- **SHORT PROBLEM**: Please edit the records from the start up to and including the line with "up-icon: ▲ bbox=[267, 564, 279, 581]", changing "Protection" to "Write protection" and leaving everything else as is. Return only those lines.

------------------------------------------------------------------------

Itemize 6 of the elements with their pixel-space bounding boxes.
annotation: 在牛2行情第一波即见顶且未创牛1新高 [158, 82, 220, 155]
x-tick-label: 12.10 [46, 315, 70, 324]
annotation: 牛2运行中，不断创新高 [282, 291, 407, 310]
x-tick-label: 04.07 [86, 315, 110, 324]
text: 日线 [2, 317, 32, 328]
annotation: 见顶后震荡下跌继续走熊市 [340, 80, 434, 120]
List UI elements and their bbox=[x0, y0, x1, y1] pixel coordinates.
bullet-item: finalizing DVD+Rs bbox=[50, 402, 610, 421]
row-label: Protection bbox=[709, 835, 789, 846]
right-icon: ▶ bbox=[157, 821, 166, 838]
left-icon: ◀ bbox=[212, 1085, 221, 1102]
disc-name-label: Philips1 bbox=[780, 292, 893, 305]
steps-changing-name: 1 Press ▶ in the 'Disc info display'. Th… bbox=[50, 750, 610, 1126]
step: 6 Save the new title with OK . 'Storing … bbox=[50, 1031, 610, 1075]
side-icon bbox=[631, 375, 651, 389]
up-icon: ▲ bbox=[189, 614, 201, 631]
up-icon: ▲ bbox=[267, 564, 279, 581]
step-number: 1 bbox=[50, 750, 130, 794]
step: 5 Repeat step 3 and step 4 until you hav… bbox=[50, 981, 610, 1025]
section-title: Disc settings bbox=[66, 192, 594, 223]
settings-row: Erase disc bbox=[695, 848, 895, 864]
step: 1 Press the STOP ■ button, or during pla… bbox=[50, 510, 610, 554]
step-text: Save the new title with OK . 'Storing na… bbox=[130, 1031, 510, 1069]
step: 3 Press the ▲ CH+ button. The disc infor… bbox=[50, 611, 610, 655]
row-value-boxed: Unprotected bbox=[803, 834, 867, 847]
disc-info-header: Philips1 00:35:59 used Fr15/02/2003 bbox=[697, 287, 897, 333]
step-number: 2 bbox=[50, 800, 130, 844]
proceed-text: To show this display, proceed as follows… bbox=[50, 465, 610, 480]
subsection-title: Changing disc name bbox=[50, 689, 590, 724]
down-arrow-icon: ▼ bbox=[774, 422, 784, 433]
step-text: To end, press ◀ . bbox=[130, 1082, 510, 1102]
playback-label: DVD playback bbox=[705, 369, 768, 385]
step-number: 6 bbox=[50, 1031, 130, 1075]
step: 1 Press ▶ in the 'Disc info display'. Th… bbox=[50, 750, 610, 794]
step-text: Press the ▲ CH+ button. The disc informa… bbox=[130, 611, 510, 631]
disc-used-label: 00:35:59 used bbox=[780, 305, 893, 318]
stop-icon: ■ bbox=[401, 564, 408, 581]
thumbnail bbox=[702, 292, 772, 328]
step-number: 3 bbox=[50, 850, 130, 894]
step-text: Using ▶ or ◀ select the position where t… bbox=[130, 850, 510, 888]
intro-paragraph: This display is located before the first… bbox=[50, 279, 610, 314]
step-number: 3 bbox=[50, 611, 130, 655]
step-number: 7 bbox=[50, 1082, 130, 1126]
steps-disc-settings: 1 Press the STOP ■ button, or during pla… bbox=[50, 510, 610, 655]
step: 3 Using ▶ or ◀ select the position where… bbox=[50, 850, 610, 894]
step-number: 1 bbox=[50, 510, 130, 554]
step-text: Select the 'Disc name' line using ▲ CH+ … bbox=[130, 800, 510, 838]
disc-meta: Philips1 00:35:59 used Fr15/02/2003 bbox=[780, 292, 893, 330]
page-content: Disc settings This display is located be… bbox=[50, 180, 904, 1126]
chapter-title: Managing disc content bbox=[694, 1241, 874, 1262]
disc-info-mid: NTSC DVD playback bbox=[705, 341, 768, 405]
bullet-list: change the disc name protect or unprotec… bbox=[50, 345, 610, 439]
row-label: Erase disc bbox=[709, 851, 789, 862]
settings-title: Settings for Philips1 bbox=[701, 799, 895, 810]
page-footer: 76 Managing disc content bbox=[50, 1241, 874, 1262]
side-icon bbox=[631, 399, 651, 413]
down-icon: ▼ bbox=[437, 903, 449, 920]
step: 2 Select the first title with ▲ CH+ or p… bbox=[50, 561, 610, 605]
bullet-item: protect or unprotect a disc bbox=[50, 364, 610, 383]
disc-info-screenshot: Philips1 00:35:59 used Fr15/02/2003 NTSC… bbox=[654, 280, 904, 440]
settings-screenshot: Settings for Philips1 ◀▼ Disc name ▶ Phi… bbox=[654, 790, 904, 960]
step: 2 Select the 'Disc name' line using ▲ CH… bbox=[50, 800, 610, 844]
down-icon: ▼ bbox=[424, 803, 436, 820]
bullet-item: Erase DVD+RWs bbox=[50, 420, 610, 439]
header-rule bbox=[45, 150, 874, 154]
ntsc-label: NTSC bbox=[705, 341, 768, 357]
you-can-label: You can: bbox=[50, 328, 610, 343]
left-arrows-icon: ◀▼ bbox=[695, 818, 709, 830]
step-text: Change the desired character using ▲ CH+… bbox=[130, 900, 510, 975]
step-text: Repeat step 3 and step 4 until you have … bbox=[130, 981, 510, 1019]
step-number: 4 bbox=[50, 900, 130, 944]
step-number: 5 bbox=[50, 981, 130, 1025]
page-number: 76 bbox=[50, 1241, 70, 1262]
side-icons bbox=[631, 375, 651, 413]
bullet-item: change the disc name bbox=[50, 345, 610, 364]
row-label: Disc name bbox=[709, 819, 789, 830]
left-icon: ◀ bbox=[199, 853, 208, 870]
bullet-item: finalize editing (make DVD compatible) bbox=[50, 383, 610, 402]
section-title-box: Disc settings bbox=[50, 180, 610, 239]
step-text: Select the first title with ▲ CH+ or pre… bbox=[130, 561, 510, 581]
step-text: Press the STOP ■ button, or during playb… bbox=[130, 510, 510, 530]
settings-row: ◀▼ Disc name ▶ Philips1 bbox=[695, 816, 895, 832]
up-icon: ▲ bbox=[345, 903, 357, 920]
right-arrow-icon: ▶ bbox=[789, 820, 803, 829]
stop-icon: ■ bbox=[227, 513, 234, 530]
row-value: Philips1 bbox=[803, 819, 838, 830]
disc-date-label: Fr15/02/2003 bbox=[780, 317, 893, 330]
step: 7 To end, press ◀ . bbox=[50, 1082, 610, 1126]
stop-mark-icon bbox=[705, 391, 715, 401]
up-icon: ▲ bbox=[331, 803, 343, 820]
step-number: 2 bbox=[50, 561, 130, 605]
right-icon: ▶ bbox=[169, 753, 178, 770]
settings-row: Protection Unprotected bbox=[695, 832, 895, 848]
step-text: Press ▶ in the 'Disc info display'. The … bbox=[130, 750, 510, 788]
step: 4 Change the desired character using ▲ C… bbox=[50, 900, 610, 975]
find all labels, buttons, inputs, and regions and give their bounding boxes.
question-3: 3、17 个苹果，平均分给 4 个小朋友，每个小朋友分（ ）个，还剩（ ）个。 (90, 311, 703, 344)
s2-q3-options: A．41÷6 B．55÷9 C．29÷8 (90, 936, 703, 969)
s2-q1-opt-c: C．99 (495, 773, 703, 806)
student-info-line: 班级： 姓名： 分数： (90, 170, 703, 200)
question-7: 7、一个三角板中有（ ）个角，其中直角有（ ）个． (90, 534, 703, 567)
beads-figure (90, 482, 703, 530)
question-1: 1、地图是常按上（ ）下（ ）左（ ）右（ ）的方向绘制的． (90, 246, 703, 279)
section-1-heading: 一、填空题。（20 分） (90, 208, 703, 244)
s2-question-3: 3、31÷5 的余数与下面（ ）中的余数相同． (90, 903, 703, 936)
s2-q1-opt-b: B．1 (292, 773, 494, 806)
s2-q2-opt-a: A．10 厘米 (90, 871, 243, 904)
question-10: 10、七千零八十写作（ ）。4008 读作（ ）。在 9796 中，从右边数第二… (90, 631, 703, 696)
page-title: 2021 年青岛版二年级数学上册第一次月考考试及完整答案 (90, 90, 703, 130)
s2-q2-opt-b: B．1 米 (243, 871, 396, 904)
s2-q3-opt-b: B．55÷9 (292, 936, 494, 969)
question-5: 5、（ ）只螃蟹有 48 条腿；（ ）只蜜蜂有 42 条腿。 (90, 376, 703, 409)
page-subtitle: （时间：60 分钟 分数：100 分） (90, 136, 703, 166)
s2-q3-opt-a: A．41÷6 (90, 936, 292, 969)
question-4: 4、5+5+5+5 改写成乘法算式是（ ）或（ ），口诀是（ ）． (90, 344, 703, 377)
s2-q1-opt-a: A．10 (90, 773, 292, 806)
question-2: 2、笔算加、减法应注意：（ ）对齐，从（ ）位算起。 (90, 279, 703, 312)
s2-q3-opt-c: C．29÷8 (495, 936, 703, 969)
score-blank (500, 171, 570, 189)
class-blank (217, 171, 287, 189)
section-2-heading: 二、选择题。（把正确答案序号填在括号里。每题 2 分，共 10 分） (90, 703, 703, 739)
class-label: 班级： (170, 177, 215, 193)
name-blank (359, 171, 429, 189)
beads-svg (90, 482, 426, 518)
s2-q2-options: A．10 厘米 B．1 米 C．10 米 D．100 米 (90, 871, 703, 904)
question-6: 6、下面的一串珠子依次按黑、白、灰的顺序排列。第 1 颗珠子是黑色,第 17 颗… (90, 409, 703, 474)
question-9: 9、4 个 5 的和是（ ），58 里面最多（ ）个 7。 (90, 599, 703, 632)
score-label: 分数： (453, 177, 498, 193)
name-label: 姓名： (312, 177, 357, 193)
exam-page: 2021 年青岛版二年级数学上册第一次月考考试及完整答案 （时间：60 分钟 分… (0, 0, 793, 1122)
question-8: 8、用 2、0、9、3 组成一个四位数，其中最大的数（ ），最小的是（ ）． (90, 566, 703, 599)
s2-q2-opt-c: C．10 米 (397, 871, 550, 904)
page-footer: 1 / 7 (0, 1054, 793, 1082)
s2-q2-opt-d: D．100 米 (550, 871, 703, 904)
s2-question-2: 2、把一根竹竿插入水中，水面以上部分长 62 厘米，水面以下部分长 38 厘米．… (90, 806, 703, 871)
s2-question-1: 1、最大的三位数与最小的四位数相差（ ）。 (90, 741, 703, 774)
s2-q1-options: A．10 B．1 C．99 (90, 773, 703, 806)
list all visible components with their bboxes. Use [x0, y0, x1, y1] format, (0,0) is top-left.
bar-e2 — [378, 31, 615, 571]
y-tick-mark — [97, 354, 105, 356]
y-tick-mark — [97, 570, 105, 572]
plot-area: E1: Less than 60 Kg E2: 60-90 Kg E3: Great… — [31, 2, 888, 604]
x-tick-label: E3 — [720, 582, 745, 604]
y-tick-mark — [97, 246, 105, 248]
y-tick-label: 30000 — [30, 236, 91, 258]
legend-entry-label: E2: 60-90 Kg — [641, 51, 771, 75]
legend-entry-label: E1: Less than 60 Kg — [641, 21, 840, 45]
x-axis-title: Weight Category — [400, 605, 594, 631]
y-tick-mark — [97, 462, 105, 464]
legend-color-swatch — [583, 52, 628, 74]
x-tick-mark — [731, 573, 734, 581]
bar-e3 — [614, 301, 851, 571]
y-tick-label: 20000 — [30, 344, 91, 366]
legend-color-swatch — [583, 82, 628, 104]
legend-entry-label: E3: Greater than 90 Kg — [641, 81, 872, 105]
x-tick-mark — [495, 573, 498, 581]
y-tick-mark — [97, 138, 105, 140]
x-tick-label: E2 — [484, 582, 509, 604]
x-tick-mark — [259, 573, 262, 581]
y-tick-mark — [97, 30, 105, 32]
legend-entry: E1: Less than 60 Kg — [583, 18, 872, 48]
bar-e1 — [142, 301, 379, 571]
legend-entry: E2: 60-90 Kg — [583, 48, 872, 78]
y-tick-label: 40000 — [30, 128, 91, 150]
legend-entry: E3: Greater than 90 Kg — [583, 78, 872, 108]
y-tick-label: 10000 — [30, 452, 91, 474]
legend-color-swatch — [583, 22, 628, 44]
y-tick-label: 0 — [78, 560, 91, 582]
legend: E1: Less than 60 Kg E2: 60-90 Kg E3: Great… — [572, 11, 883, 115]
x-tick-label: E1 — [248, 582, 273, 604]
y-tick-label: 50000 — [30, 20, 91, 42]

------------------------------------------------------------------------

- **ANSWER FOR THIS EXERCISE**:
Itemize 6 of the elements with their pixel-space bounding boxes.
annotation: 在牛2行情第一波即见顶且未创牛1新高 [158, 82, 220, 155]
x-tick-label: 12.10 [46, 315, 70, 324]
annotation: 牛2运行中，不断创新高 [282, 291, 407, 310]
x-tick-label: 04.07 [86, 315, 110, 324]
text: 日线 [2, 317, 32, 328]
annotation: 见顶后震荡下跌继续走熊市 [340, 80, 434, 120]
List UI elements and their bbox=[x0, y0, x1, y1] pixel coordinates.
bullet-item: finalizing DVD+Rs bbox=[50, 402, 610, 421]
row-label: Write protection bbox=[709, 835, 789, 846]
right-icon: ▶ bbox=[157, 821, 166, 838]
left-icon: ◀ bbox=[212, 1085, 221, 1102]
disc-name-label: Philips1 bbox=[780, 292, 893, 305]
steps-changing-name: 1 Press ▶ in the 'Disc info display'. Th… bbox=[50, 750, 610, 1126]
step: 6 Save the new title with OK . 'Storing … bbox=[50, 1031, 610, 1075]
side-icon bbox=[631, 375, 651, 389]
up-icon: ▲ bbox=[189, 614, 201, 631]
up-icon: ▲ bbox=[267, 564, 279, 581]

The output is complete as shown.